> Goal
Filter the listing and keep only the lines with the word "Protecting".

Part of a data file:

§

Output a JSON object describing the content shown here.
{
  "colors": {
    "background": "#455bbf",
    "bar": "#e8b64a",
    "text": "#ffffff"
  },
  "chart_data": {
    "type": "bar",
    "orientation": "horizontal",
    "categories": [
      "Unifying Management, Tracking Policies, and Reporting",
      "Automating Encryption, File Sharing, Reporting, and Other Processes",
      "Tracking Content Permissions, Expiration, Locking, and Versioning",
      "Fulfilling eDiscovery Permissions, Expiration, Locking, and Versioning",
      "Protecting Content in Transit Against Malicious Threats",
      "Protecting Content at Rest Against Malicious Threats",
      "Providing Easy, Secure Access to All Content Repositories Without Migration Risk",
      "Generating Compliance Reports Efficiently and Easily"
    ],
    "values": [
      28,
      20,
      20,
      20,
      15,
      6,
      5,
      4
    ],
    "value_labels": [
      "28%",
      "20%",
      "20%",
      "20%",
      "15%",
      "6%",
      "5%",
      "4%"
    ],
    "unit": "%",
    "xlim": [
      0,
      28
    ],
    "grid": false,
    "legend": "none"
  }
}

§

> Task solution
      "Protecting Content in Transit Against Malicious Threats",
      "Protecting Content at Rest Against Malicious Threats",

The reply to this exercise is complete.